[Layout annotation records]

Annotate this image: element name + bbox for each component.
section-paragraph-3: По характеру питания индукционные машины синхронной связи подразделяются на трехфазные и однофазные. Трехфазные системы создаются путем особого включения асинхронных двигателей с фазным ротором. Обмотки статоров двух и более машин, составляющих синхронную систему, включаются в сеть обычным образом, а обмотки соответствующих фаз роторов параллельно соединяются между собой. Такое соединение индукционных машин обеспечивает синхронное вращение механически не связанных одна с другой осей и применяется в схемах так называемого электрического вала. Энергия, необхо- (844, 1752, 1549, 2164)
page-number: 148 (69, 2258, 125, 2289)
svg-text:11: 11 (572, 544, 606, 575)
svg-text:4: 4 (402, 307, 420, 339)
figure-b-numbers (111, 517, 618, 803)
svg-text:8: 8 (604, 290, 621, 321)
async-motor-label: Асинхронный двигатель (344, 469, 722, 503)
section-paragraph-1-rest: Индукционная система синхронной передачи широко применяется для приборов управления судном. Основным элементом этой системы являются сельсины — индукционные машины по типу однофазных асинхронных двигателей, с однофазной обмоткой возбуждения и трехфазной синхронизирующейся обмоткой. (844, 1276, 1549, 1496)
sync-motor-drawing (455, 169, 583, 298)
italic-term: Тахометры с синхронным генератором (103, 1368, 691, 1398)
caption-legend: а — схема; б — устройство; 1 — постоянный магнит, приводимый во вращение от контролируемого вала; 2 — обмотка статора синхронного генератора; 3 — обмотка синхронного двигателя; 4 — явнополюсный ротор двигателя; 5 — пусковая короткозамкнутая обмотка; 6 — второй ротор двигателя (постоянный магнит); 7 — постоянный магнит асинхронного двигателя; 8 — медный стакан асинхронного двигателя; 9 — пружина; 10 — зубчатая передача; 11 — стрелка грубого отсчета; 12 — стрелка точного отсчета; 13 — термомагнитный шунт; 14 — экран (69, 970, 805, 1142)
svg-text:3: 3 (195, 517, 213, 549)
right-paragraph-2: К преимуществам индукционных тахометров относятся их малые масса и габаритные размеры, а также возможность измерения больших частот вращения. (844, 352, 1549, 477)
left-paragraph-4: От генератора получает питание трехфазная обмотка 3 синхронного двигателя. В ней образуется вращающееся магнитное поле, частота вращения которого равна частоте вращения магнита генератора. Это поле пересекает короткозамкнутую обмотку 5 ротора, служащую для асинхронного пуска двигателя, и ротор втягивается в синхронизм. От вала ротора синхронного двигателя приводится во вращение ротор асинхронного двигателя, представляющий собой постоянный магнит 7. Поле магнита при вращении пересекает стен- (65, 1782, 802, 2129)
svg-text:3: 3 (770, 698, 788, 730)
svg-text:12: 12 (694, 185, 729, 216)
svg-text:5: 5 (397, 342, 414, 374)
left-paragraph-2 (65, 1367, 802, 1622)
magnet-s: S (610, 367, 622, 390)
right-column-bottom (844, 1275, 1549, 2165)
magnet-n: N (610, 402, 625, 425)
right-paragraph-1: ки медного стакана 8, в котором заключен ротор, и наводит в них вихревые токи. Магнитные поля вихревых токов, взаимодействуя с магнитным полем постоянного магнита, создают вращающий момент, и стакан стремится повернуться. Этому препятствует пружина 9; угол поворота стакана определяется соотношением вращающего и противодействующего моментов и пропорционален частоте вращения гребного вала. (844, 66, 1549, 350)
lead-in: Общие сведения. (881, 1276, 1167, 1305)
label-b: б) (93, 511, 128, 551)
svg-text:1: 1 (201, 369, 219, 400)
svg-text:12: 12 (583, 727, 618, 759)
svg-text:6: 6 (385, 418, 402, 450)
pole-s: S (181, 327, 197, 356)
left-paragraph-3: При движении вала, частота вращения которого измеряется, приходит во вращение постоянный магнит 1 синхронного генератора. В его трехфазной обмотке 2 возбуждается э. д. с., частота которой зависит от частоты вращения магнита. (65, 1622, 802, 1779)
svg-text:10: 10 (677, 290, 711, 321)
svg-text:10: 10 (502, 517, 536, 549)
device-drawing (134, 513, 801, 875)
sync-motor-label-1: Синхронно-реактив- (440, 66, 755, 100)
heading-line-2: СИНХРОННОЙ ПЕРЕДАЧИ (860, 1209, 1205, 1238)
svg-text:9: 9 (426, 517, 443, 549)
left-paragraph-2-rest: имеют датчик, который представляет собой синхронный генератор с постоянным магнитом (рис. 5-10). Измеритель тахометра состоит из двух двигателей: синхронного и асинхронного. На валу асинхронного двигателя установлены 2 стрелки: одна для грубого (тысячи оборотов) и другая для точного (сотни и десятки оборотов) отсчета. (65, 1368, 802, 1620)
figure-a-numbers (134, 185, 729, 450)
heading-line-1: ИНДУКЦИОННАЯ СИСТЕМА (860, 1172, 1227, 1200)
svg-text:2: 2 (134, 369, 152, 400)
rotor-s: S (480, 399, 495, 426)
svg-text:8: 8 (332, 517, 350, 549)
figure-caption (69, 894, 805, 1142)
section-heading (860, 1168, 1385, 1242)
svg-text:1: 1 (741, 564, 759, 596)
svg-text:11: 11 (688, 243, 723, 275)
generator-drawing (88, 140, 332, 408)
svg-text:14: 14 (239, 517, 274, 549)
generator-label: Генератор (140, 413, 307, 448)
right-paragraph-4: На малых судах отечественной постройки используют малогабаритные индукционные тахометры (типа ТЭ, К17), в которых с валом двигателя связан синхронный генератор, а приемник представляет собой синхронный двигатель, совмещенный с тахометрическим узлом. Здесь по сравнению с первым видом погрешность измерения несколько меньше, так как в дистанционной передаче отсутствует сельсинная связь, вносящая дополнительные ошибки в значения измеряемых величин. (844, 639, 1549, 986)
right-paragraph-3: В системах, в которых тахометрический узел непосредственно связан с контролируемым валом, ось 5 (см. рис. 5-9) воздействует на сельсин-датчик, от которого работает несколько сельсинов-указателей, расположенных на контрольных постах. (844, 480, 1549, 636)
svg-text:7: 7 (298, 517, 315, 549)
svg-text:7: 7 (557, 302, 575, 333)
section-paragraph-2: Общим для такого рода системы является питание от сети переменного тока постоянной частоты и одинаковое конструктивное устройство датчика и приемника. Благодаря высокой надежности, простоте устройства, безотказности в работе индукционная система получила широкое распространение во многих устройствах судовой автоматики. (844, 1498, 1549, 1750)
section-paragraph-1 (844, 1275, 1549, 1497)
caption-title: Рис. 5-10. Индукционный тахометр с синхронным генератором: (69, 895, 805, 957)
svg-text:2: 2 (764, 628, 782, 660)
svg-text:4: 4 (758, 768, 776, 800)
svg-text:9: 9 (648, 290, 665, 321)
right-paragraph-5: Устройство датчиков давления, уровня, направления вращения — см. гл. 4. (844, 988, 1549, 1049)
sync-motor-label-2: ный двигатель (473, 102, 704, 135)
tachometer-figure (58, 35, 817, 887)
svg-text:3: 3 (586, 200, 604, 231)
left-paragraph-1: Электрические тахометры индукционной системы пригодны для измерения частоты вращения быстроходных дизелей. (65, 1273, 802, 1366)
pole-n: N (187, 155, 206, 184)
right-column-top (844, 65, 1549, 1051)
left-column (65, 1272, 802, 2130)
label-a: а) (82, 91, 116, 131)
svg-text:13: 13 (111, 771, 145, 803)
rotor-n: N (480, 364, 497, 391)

Work to do:
Write out every row again, putting "diagram-label" wherever "svg-text" appears and changing nothing else.

Task output:
Annotate this image: element name + bbox for each component.
section-paragraph-3: По характеру питания индукционные машины синхронной связи подразделяются на трехфазные и однофазные. Трехфазные системы создаются путем особого включения асинхронных двигателей с фазным ротором. Обмотки статоров двух и более машин, составляющих синхронную систему, включаются в сеть обычным образом, а обмотки соответствующих фаз роторов параллельно соединяются между собой. Такое соединение индукционных машин обеспечивает синхронное вращение механически не связанных одна с другой осей и применяется в схемах так называемого электрического вала. Энергия, необхо- (844, 1752, 1549, 2164)
page-number: 148 (69, 2258, 125, 2289)
diagram-label:11: 11 (572, 544, 606, 575)
diagram-label:4: 4 (402, 307, 420, 339)
figure-b-numbers (111, 517, 618, 803)
diagram-label:8: 8 (604, 290, 621, 321)
async-motor-label: Асинхронный двигатель (344, 469, 722, 503)
section-paragraph-1-rest: Индукционная система синхронной передачи широко применяется для приборов управления судном. Основным элементом этой системы являются сельсины — индукционные машины по типу однофазных асинхронных двигателей, с однофазной обмоткой возбуждения и трехфазной синхронизирующейся обмоткой. (844, 1276, 1549, 1496)
sync-motor-drawing (455, 169, 583, 298)
italic-term: Тахометры с синхронным генератором (103, 1368, 691, 1398)
caption-legend: а — схема; б — устройство; 1 — постоянный магнит, приводимый во вращение от контролируемого вала; 2 — обмотка статора синхронного генератора; 3 — обмотка синхронного двигателя; 4 — явнополюсный ротор двигателя; 5 — пусковая короткозамкнутая обмотка; 6 — второй ротор двигателя (постоянный магнит); 7 — постоянный магнит асинхронного двигателя; 8 — медный стакан асинхронного двигателя; 9 — пружина; 10 — зубчатая передача; 11 — стрелка грубого отсчета; 12 — стрелка точного отсчета; 13 — термомагнитный шунт; 14 — экран (69, 970, 805, 1142)
diagram-label:3: 3 (195, 517, 213, 549)
right-paragraph-2: К преимуществам индукционных тахометров относятся их малые масса и габаритные размеры, а также возможность измерения больших частот вращения. (844, 352, 1549, 477)
left-paragraph-4: От генератора получает питание трехфазная обмотка 3 синхронного двигателя. В ней образуется вращающееся магнитное поле, частота вращения которого равна частоте вращения магнита генератора. Это поле пересекает короткозамкнутую обмотку 5 ротора, служащую для асинхронного пуска двигателя, и ротор втягивается в синхронизм. От вала ротора синхронного двигателя приводится во вращение ротор асинхронного двигателя, представляющий собой постоянный магнит 7. Поле магнита при вращении пересекает стен- (65, 1782, 802, 2129)
diagram-label:3: 3 (770, 698, 788, 730)
diagram-label:12: 12 (694, 185, 729, 216)
diagram-label:5: 5 (397, 342, 414, 374)
left-paragraph-2 (65, 1367, 802, 1622)
magnet-s: S (610, 367, 622, 390)
right-column-bottom (844, 1275, 1549, 2165)
magnet-n: N (610, 402, 625, 425)
right-paragraph-1: ки медного стакана 8, в котором заключен ротор, и наводит в них вихревые токи. Магнитные поля вихревых токов, взаимодействуя с магнитным полем постоянного магнита, создают вращающий момент, и стакан стремится повернуться. Этому препятствует пружина 9; угол поворота стакана определяется соотношением вращающего и противодействующего моментов и пропорционален частоте вращения гребного вала. (844, 66, 1549, 350)
lead-in: Общие сведения. (881, 1276, 1167, 1305)
label-b: б) (93, 511, 128, 551)
diagram-label:1: 1 (201, 369, 219, 400)
diagram-label:12: 12 (583, 727, 618, 759)
diagram-label:6: 6 (385, 418, 402, 450)
pole-s: S (181, 327, 197, 356)
left-paragraph-3: При движении вала, частота вращения которого измеряется, приходит во вращение постоянный магнит 1 синхронного генератора. В его трехфазной обмотке 2 возбуждается э. д. с., частота которой зависит от частоты вращения магнита. (65, 1622, 802, 1779)
diagram-label:10: 10 (677, 290, 711, 321)
diagram-label:10: 10 (502, 517, 536, 549)
device-drawing (134, 513, 801, 875)
sync-motor-label-1: Синхронно-реактив- (440, 66, 755, 100)
heading-line-2: СИНХРОННОЙ ПЕРЕДАЧИ (860, 1209, 1205, 1238)
diagram-label:9: 9 (426, 517, 443, 549)
left-paragraph-2-rest: имеют датчик, который представляет собой синхронный генератор с постоянным магнитом (рис. 5-10). Измеритель тахометра состоит из двух двигателей: синхронного и асинхронного. На валу асинхронного двигателя установлены 2 стрелки: одна для грубого (тысячи оборотов) и другая для точного (сотни и десятки оборотов) отсчета. (65, 1368, 802, 1620)
figure-a-numbers (134, 185, 729, 450)
heading-line-1: ИНДУКЦИОННАЯ СИСТЕМА (860, 1172, 1227, 1200)
diagram-label:2: 2 (134, 369, 152, 400)
rotor-s: S (480, 399, 495, 426)
diagram-label:8: 8 (332, 517, 350, 549)
figure-caption (69, 894, 805, 1142)
section-heading (860, 1168, 1385, 1242)
diagram-label:1: 1 (741, 564, 759, 596)
diagram-label:11: 11 (688, 243, 723, 275)
generator-drawing (88, 140, 332, 408)
diagram-label:14: 14 (239, 517, 274, 549)
generator-label: Генератор (140, 413, 307, 448)
right-paragraph-4: На малых судах отечественной постройки используют малогабаритные индукционные тахометры (типа ТЭ, К17), в которых с валом двигателя связан синхронный генератор, а приемник представляет собой синхронный двигатель, совмещенный с тахометрическим узлом. Здесь по сравнению с первым видом погрешность измерения несколько меньше, так как в дистанционной передаче отсутствует сельсинная связь, вносящая дополнительные ошибки в значения измеряемых величин. (844, 639, 1549, 986)
right-paragraph-3: В системах, в которых тахометрический узел непосредственно связан с контролируемым валом, ось 5 (см. рис. 5-9) воздействует на сельсин-датчик, от которого работает несколько сельсинов-указателей, расположенных на контрольных постах. (844, 480, 1549, 636)
diagram-label:7: 7 (298, 517, 315, 549)
diagram-label:7: 7 (557, 302, 575, 333)
section-paragraph-2: Общим для такого рода системы является питание от сети переменного тока постоянной частоты и одинаковое конструктивное устройство датчика и приемника. Благодаря высокой надежности, простоте устройства, безотказности в работе индукционная система получила широкое распространение во многих устройствах судовой автоматики. (844, 1498, 1549, 1750)
section-paragraph-1 (844, 1275, 1549, 1497)
caption-title: Рис. 5-10. Индукционный тахометр с синхронным генератором: (69, 895, 805, 957)
diagram-label:2: 2 (764, 628, 782, 660)
diagram-label:4: 4 (758, 768, 776, 800)
diagram-label:9: 9 (648, 290, 665, 321)
right-paragraph-5: Устройство датчиков давления, уровня, направления вращения — см. гл. 4. (844, 988, 1549, 1049)
sync-motor-label-2: ный двигатель (473, 102, 704, 135)
tachometer-figure (58, 35, 817, 887)
diagram-label:3: 3 (586, 200, 604, 231)
left-paragraph-1: Электрические тахометры индукционной системы пригодны для измерения частоты вращения быстроходных дизелей. (65, 1273, 802, 1366)
pole-n: N (187, 155, 206, 184)
right-column-top (844, 65, 1549, 1051)
left-column (65, 1272, 802, 2130)
label-a: а) (82, 91, 116, 131)
diagram-label:13: 13 (111, 771, 145, 803)
rotor-n: N (480, 364, 497, 391)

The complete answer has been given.